» What the exercise asks
Can you print every record below exactly as written?

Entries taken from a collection
########

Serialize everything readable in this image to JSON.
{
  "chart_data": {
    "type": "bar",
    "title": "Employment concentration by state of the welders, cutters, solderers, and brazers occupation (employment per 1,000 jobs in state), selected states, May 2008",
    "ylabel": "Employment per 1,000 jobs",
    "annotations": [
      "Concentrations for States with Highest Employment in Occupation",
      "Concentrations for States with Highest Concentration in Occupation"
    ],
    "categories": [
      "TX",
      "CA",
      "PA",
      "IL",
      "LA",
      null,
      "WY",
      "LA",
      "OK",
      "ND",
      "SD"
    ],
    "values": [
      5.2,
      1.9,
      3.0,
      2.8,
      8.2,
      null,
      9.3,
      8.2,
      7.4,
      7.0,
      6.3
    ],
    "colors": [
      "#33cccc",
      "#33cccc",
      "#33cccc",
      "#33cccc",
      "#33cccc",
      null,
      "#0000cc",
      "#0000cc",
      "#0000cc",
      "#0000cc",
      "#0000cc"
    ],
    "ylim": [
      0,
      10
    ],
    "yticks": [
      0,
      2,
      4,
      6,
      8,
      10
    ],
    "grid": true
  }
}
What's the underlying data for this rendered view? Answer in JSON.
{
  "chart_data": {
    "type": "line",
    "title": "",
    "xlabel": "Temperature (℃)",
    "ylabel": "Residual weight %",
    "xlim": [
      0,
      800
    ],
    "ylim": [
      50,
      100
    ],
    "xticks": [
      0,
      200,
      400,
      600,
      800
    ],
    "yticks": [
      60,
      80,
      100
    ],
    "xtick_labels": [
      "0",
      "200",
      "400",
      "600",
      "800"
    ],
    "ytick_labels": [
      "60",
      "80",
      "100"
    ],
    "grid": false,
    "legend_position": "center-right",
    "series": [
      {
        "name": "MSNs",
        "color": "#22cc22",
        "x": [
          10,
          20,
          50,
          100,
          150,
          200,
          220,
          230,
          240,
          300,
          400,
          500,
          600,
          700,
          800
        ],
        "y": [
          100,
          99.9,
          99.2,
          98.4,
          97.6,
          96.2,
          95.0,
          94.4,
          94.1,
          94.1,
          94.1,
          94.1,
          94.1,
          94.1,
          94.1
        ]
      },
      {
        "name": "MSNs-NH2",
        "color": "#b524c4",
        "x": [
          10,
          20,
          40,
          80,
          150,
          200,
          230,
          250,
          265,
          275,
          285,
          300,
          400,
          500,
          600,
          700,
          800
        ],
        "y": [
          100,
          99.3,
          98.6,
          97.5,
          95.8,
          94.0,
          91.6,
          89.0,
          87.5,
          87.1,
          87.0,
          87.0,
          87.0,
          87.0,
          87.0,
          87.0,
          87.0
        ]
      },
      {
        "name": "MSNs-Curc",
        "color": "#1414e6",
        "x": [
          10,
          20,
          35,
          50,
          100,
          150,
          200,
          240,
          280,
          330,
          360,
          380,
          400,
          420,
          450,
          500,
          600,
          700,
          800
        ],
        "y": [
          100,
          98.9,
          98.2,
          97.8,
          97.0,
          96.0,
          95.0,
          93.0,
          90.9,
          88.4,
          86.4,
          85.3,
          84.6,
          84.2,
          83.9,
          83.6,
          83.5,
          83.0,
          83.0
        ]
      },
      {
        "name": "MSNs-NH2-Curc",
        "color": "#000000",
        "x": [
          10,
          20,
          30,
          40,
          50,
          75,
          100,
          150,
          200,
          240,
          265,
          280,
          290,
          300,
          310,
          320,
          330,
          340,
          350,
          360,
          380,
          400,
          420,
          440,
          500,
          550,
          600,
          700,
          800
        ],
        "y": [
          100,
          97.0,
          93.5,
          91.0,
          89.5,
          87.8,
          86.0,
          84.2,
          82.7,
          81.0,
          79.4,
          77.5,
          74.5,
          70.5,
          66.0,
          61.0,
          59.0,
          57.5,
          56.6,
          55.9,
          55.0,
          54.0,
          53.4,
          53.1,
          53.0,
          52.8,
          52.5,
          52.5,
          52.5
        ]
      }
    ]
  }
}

########

» Correct response
Serialize everything readable in this image to JSON.
{
  "chart_data": {
    "type": "bar",
    "title": "Employment concentration by state of the welders, cutters, solderers, and brazers occupation (employment per 1,000 jobs in state), selected states, May 2008",
    "ylabel": "Employment per 1,000 jobs",
    "annotations": [
      "Concentrations for States with Highest Employment in Occupation",
      "Concentrations for States with Highest Concentration in Occupation"
    ],
    "categories": [
      "TX",
      "CA",
      "PA",
      "IL",
      "LA",
      null,
      "WY",
      "LA",
      "OK",
      "ND",
      "SD"
    ],
    "values": [
      5.2,
      1.9,
      3.0,
      2.8,
      8.2,
      null,
      9.3,
      8.2,
      7.4,
      7.0,
      6.3
    ],
    "colors": [
      "#33cccc",
      "#33cccc",
      "#33cccc",
      "#33cccc",
      "#33cccc",
      null,
      "#0000cc",
      "#0000cc",
      "#0000cc",
      "#0000cc",
      "#0000cc"
    ],
    "ylim": [
      0,
      10
    ],
    "yticks": [
      0,
      2,
      4,
      6,
      8,
      10
    ],
    "grid": true
  }
}
What's the underlying data for this rendered view? Answer in JSON.
{
  "chart_data": {
    "type": "line",
    "title": "",
    "xlabel": "Temperature (℃)",
    "ylabel": "Residual weight %",
    "xlim": [
      0,
      800
    ],
    "ylim": [
      50,
      100
    ],
    "xticks": [
      0,
      200,
      400,
      600,
      800
    ],
    "yticks": [
      60,
      80,
      100
    ],
    "xtick_labels": [
      "0",
      "200",
      "400",
      "600",
      "800"
    ],
    "ytick_labels": [
      "60",
      "80",
      "100"
    ],
    "grid": false,
    "legend_position": "center-right",
    "series": [
      {
        "name": "MSNs",
        "color": "#22cc22",
        "x": [
          10,
          20,
          50,
          100,
          150,
          200,
          220,
          230,
          240,
          300,
          400,
          500,
          600,
          700,
          800
        ],
        "y": [
          100,
          99.9,
          99.2,
          98.4,
          97.6,
          96.2,
          95.0,
          94.4,
          94.1,
          94.1,
          94.1,
          94.1,
          94.1,
          94.1,
          94.1
        ]
      },
      {
        "name": "MSNs-NH2",
        "color": "#b524c4",
        "x": [
          10,
          20,
          40,
          80,
          150,
          200,
          230,
          250,
          265,
          275,
          285,
          300,
          400,
          500,
          600,
          700,
          800
        ],
        "y": [
          100,
          99.3,
          98.6,
          97.5,
          95.8,
          94.0,
          91.6,
          89.0,
          87.5,
          87.1,
          87.0,
          87.0,
          87.0,
          87.0,
          87.0,
          87.0,
          87.0
        ]
      },
      {
        "name": "MSNs-Curc",
        "color": "#1414e6",
        "x": [
          10,
          20,
          35,
          50,
          100,
          150,
          200,
          240,
          280,
          330,
          360,
          380,
          400,
          420,
          450,
          500,
          600,
          700,
          800
        ],
        "y": [
          100,
          98.9,
          98.2,
          97.8,
          97.0,
          96.0,
          95.0,
          93.0,
          90.9,
          88.4,
          86.4,
          85.3,
          84.6,
          84.2,
          83.9,
          83.6,
          83.5,
          83.0,
          83.0
        ]
      },
      {
        "name": "MSNs-NH2-Curc",
        "color": "#000000",
        "x": [
          10,
          20,
          30,
          40,
          50,
          75,
          100,
          150,
          200,
          240,
          265,
          280,
          290,
          300,
          310,
          320,
          330,
          340,
          350,
          360,
          380,
          400,
          420,
          440,
          500,
          550,
          600,
          700,
          800
        ],
        "y": [
          100,
          97.0,
          93.5,
          91.0,
          89.5,
          87.8,
          86.0,
          84.2,
          82.7,
          81.0,
          79.4,
          77.5,
          74.5,
          70.5,
          66.0,
          61.0,
          59.0,
          57.5,
          56.6,
          55.9,
          55.0,
          54.0,
          53.4,
          53.1,
          53.0,
          52.8,
          52.5,
          52.5,
          52.5
        ]
      }
    ]
  }
}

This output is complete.